- PROBLEM
Copy the passage below about installing and testing a hard drive in the enclosure, word for word and in full.

- EXTRACT TO READ
Installation of the hard drive could not be simpler. Just lay the drive on the PCB, line up the combined SATA/power header with the connections on the drive and slide it into place. Our Western Digital 2TB Green test drive had no problems at all.
Instead of securing the drive from the sides, as is the case if the drive was being installed into a chassis, the drive is secured from the bottom through holes in the PCB using the four included screws. Once done, slide the assembled internals into the enclosure and tighten the screws on the back. That’s all it takes.
When powered on, the LEDs on the front give off a subtle blue glow on both sides that flickers when the drive is being accessed.
Read and write tests were both run twice run using HD Tune Pro 4.6 to ensure consistent results. They were run in two configurations; one with the hard drive installed in the enclosure while connected to a rear I/O USB 3.0 port and again with the drive installed into a chassis connected directly to a SATA 3Gbps header on the motherboard. The results were recorded and the average listed in the below.

- EXCERPTED RECORDS
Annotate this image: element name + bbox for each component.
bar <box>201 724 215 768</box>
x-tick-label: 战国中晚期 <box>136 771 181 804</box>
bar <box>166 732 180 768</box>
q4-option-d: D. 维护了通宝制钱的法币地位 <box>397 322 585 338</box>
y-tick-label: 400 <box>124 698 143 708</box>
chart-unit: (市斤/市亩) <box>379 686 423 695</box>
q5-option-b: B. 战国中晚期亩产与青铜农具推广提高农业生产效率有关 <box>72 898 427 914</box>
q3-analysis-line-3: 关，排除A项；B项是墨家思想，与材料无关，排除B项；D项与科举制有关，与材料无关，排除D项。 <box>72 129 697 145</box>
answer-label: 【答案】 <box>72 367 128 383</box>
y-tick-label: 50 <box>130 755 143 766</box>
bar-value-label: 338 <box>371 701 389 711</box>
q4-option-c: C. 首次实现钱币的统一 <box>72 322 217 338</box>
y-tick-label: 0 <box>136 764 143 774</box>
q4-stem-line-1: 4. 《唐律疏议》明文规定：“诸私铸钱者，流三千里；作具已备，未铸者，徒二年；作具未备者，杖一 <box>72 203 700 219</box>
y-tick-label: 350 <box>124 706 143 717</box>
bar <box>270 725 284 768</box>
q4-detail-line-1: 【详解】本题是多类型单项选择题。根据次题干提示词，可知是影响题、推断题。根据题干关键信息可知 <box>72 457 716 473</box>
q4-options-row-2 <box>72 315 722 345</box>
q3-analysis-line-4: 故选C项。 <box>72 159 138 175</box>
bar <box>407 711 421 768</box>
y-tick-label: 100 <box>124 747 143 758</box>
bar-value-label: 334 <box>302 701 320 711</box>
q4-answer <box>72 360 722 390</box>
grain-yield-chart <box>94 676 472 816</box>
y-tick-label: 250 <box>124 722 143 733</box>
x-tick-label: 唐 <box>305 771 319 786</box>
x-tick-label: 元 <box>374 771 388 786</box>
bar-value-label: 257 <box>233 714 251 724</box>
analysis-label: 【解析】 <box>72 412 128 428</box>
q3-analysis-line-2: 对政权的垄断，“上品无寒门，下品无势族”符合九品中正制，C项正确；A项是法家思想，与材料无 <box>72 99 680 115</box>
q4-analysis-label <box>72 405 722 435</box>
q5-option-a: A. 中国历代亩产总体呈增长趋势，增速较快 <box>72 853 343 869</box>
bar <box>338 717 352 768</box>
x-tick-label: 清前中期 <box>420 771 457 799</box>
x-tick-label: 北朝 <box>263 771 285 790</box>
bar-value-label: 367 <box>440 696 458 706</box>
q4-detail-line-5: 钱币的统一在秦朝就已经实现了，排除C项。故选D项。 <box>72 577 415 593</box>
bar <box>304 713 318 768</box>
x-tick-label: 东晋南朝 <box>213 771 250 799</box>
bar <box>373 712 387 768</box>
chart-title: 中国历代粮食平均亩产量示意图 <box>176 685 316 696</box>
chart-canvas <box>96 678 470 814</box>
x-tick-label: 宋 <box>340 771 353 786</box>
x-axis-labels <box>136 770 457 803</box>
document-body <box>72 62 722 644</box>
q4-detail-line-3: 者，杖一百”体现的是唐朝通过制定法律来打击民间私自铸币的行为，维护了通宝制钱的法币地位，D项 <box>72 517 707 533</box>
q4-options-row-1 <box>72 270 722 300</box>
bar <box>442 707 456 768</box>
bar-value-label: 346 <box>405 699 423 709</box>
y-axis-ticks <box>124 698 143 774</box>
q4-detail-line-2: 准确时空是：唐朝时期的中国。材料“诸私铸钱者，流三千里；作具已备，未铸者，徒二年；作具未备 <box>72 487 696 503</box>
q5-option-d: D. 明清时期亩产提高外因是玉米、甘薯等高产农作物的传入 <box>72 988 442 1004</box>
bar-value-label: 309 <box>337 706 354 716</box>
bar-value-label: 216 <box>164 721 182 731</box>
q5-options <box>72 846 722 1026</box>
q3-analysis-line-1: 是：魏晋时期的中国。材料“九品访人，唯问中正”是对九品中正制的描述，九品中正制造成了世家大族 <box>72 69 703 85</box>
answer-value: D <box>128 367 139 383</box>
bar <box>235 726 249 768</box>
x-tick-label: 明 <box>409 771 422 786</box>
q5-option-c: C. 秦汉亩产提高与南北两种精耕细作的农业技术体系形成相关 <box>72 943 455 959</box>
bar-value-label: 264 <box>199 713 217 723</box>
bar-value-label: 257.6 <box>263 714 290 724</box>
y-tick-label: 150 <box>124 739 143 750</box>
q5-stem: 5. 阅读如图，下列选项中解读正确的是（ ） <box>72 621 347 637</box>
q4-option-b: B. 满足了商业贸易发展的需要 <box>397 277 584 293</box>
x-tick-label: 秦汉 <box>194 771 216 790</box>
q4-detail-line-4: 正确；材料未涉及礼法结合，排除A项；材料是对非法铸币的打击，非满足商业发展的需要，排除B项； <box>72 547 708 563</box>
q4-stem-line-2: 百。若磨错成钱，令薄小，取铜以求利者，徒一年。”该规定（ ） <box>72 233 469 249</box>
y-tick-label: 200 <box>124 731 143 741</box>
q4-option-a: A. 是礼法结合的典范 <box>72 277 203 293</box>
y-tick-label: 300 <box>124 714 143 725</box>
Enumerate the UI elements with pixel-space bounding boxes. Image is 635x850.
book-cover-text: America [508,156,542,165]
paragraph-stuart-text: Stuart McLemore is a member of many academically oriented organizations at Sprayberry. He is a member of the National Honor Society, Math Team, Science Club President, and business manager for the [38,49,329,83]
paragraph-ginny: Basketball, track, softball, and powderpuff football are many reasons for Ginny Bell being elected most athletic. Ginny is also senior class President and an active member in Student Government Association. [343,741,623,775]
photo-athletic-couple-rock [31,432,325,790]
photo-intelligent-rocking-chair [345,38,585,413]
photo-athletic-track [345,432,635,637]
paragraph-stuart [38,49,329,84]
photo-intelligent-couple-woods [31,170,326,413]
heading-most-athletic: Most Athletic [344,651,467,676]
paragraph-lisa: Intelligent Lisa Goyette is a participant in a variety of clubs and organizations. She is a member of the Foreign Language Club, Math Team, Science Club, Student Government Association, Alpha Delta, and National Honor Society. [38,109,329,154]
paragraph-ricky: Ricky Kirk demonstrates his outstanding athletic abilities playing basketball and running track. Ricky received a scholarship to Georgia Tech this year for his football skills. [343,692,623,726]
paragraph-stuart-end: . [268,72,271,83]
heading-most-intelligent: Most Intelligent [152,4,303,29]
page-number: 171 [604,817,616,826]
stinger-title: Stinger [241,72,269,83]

- RESPONSE
Installation of the hard drive could not be simpler. Just lay the drive on the PCB, line up the combined SATA/power header with the connections on the drive and slide it into place. Our Western Digital 2TB Green test drive had no problems at all.
Instead of securing the drive from the sides, as is the case if the drive was being installed into a chassis, the drive is secured from the bottom through holes in the PCB using the four included screws. Once done, slide the assembled internals into the enclosure and tighten the screws on the back. That’s all it takes.
When powered on, the LEDs on the front give off a subtle blue glow on both sides that flickers when the drive is being accessed.
Read and write tests were both run twice run using HD Tune Pro 4.6 to ensure consistent results. They were run in two configurations; one with the hard drive installed in the enclosure while connected to a rear I/O USB 3.0 port and again with the drive installed into a chassis connected directly to a SATA 3Gbps header on the motherboard. The results were recorded and the average listed in the below.